**AIM:**
Keep the pictures out of the copy and print all the entries below exactly.

>>>

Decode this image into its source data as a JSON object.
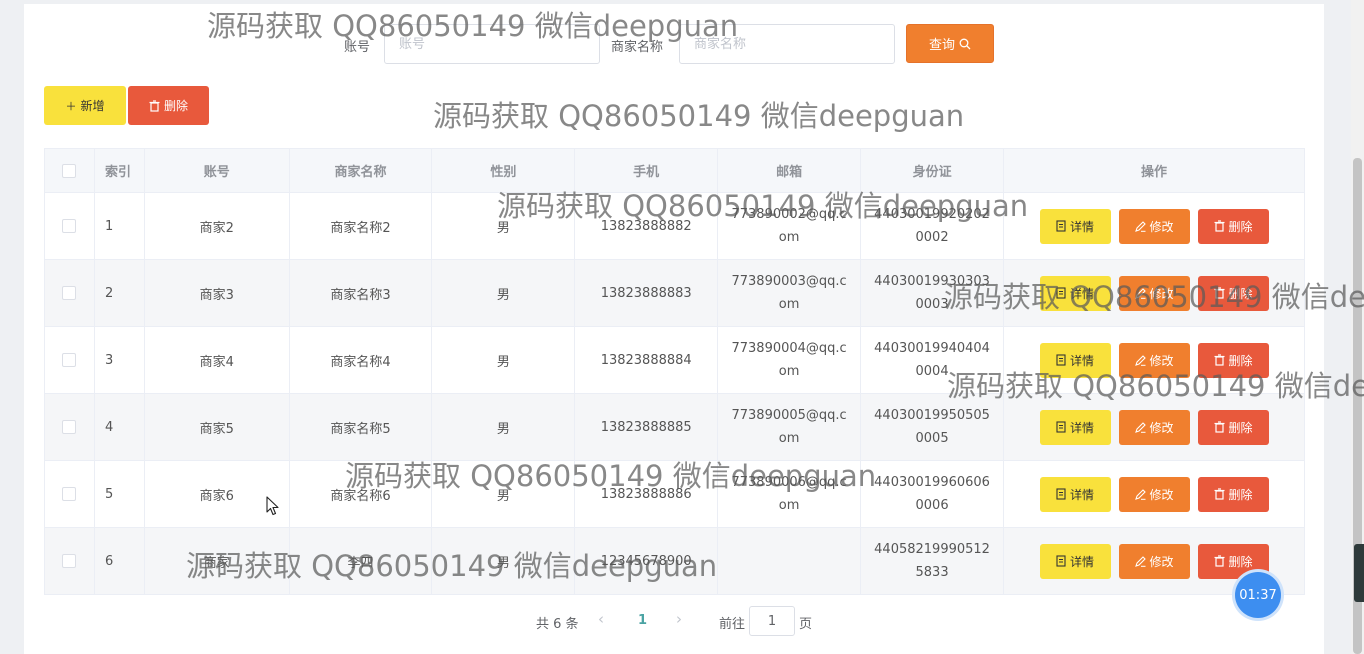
{
  "search": {
    "account_label": "账号",
    "account_placeholder": "账号",
    "merchant_label": "商家名称",
    "merchant_placeholder": "商家名称",
    "query_label": "查询"
  },
  "toolbar": {
    "add_label": "新增",
    "delete_label": "删除"
  },
  "table": {
    "headers": {
      "index": "索引",
      "account": "账号",
      "merchant": "商家名称",
      "gender": "性别",
      "phone": "手机",
      "email": "邮箱",
      "id_card": "身份证",
      "actions": "操作"
    },
    "action_labels": {
      "detail": "详情",
      "edit": "修改",
      "delete": "删除"
    },
    "rows": [
      {
        "index": "1",
        "account": "商家2",
        "merchant": "商家名称2",
        "gender": "男",
        "phone": "13823888882",
        "email": "773890002@qq.com",
        "id_card": "440300199202020002"
      },
      {
        "index": "2",
        "account": "商家3",
        "merchant": "商家名称3",
        "gender": "男",
        "phone": "13823888883",
        "email": "773890003@qq.com",
        "id_card": "440300199303030003"
      },
      {
        "index": "3",
        "account": "商家4",
        "merchant": "商家名称4",
        "gender": "男",
        "phone": "13823888884",
        "email": "773890004@qq.com",
        "id_card": "440300199404040004"
      },
      {
        "index": "4",
        "account": "商家5",
        "merchant": "商家名称5",
        "gender": "男",
        "phone": "13823888885",
        "email": "773890005@qq.com",
        "id_card": "440300199505050005"
      },
      {
        "index": "5",
        "account": "商家6",
        "merchant": "商家名称6",
        "gender": "男",
        "phone": "13823888886",
        "email": "773890006@qq.com",
        "id_card": "440300199606060006"
      },
      {
        "index": "6",
        "account": "商家",
        "merchant": "李四",
        "gender": "男",
        "phone": "12345678900",
        "email": "",
        "id_card": "440582199905125833"
      }
    ]
  },
  "pagination": {
    "total": "共 6 条",
    "current_page": "1",
    "goto_prefix": "前往",
    "goto_value": "1",
    "goto_suffix": "页"
  },
  "timer": "01:37",
  "watermark": "源码获取 QQ86050149 微信deepguan",
  "colors": {
    "primary_orange": "#f07f2e",
    "yellow": "#f9e13c",
    "red": "#e8593c",
    "timer_blue": "#3d8ef0"
  }
}
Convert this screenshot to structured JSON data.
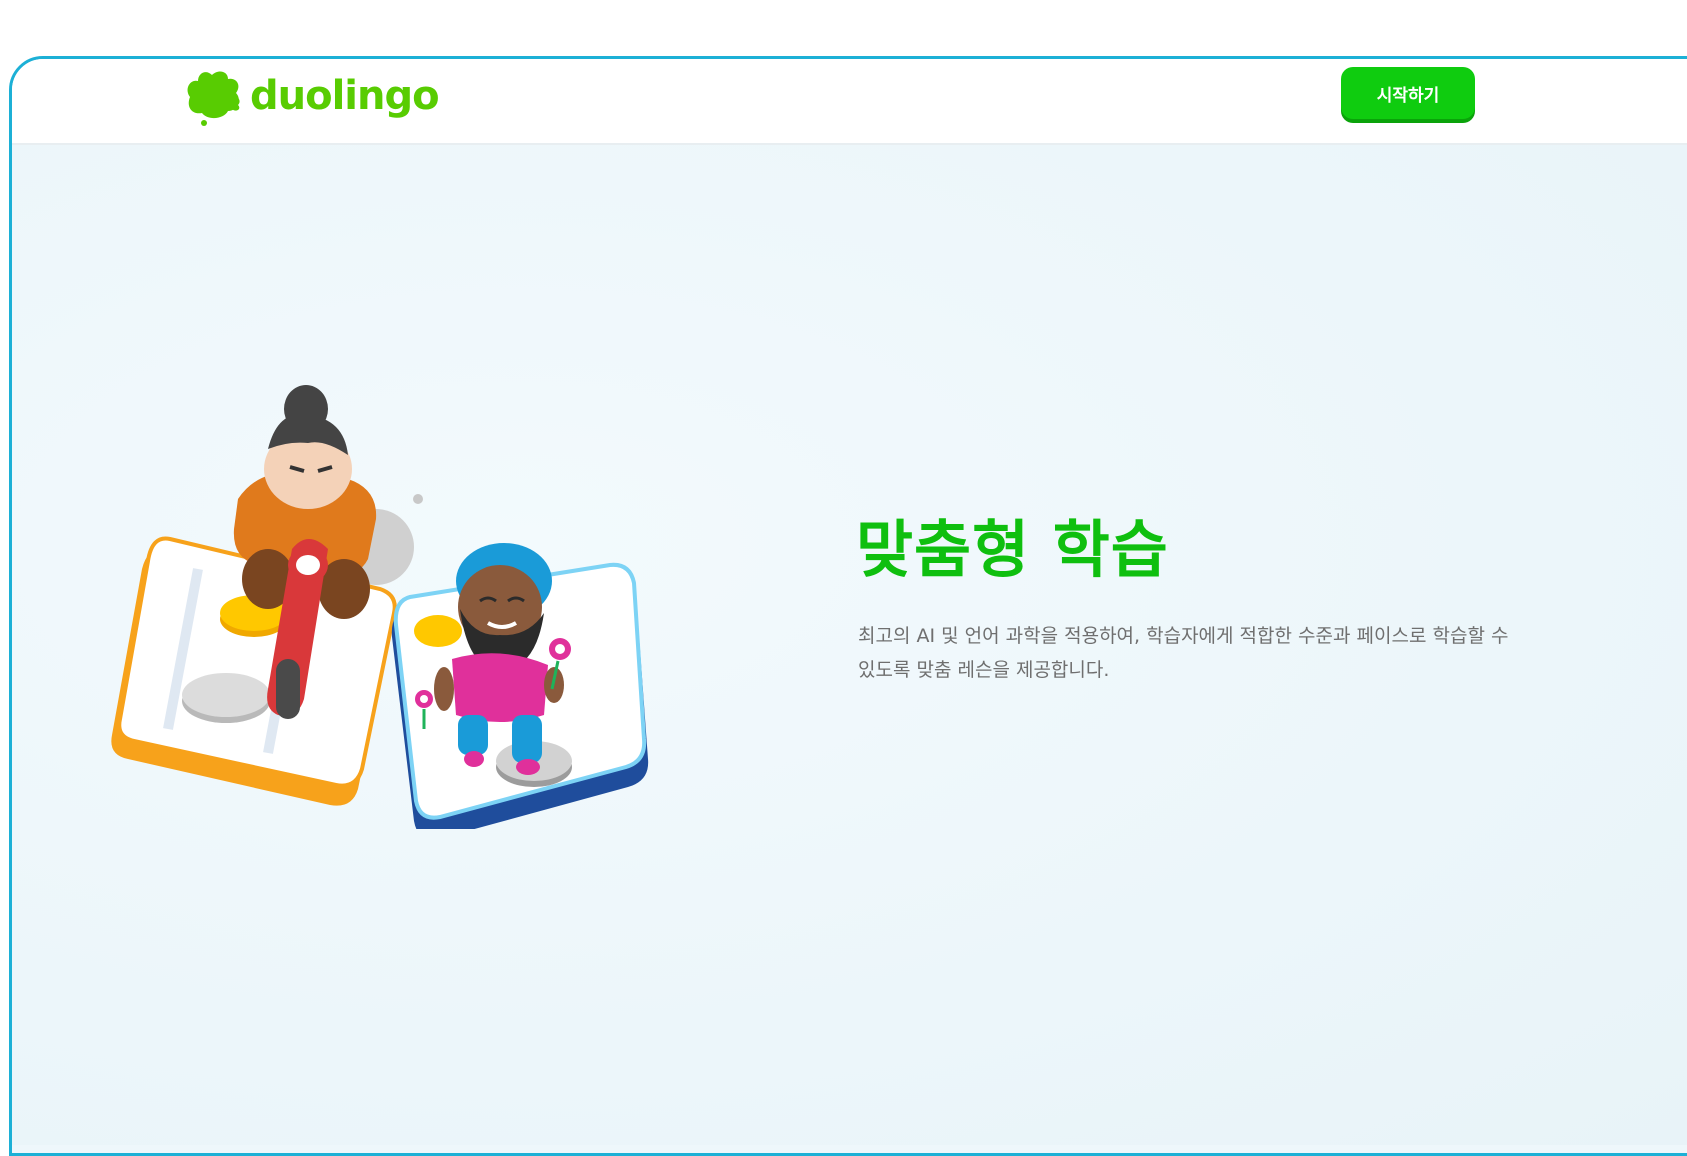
{
  "header": {
    "brand_name": "duolingo",
    "logo_icon": "duo-owl-logo-icon",
    "cta_label": "시작하기"
  },
  "hero": {
    "title": "맞춤형 학습",
    "description": "최고의 AI 및 언어 과학을 적용하여, 학습자에게 적합한 수준과 페이스로 학습할 수 있도록 맞춤 레슨을 제공합니다.",
    "illustration": "characters-on-lesson-tiles-illustration"
  },
  "colors": {
    "brand_green": "#58cc02",
    "button_green": "#0fcc0f",
    "title_green": "#0fbf0f",
    "frame_border": "#1cb0d6",
    "background": "#eef7fb",
    "text_gray": "#6f6f6f"
  }
}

<<<

**OUTPUT BELOW:**
Decode this image into its source data as a JSON object.
{
  "search": {
    "account_label": "账号",
    "account_placeholder": "账号",
    "merchant_label": "商家名称",
    "merchant_placeholder": "商家名称",
    "query_label": "查询"
  },
  "toolbar": {
    "add_label": "新增",
    "delete_label": "删除"
  },
  "table": {
    "headers": {
      "index": "索引",
      "account": "账号",
      "merchant": "商家名称",
      "gender": "性别",
      "phone": "手机",
      "email": "邮箱",
      "id_card": "身份证",
      "actions": "操作"
    },
    "action_labels": {
      "detail": "详情",
      "edit": "修改",
      "delete": "删除"
    },
    "rows": [
      {
        "index": "1",
        "account": "商家2",
        "merchant": "商家名称2",
        "gender": "男",
        "phone": "13823888882",
        "email": "773890002@qq.com",
        "id_card": "440300199202020002"
      },
      {
        "index": "2",
        "account": "商家3",
        "merchant": "商家名称3",
        "gender": "男",
        "phone": "13823888883",
        "email": "773890003@qq.com",
        "id_card": "440300199303030003"
      },
      {
        "index": "3",
        "account": "商家4",
        "merchant": "商家名称4",
        "gender": "男",
        "phone": "13823888884",
        "email": "773890004@qq.com",
        "id_card": "440300199404040004"
      },
      {
        "index": "4",
        "account": "商家5",
        "merchant": "商家名称5",
        "gender": "男",
        "phone": "13823888885",
        "email": "773890005@qq.com",
        "id_card": "440300199505050005"
      },
      {
        "index": "5",
        "account": "商家6",
        "merchant": "商家名称6",
        "gender": "男",
        "phone": "13823888886",
        "email": "773890006@qq.com",
        "id_card": "440300199606060006"
      },
      {
        "index": "6",
        "account": "商家",
        "merchant": "李四",
        "gender": "男",
        "phone": "12345678900",
        "email": "",
        "id_card": "440582199905125833"
      }
    ]
  },
  "pagination": {
    "total": "共 6 条",
    "current_page": "1",
    "goto_prefix": "前往",
    "goto_value": "1",
    "goto_suffix": "页"
  },
  "timer": "01:37",
  "watermark": "源码获取 QQ86050149 微信deepguan",
  "colors": {
    "primary_orange": "#f07f2e",
    "yellow": "#f9e13c",
    "red": "#e8593c",
    "timer_blue": "#3d8ef0"
  }
}
Convert this screenshot to structured JSON data.
{
  "header": {
    "brand_name": "duolingo",
    "logo_icon": "duo-owl-logo-icon",
    "cta_label": "시작하기"
  },
  "hero": {
    "title": "맞춤형 학습",
    "description": "최고의 AI 및 언어 과학을 적용하여, 학습자에게 적합한 수준과 페이스로 학습할 수 있도록 맞춤 레슨을 제공합니다.",
    "illustration": "characters-on-lesson-tiles-illustration"
  },
  "colors": {
    "brand_green": "#58cc02",
    "button_green": "#0fcc0f",
    "title_green": "#0fbf0f",
    "frame_border": "#1cb0d6",
    "background": "#eef7fb",
    "text_gray": "#6f6f6f"
  }
}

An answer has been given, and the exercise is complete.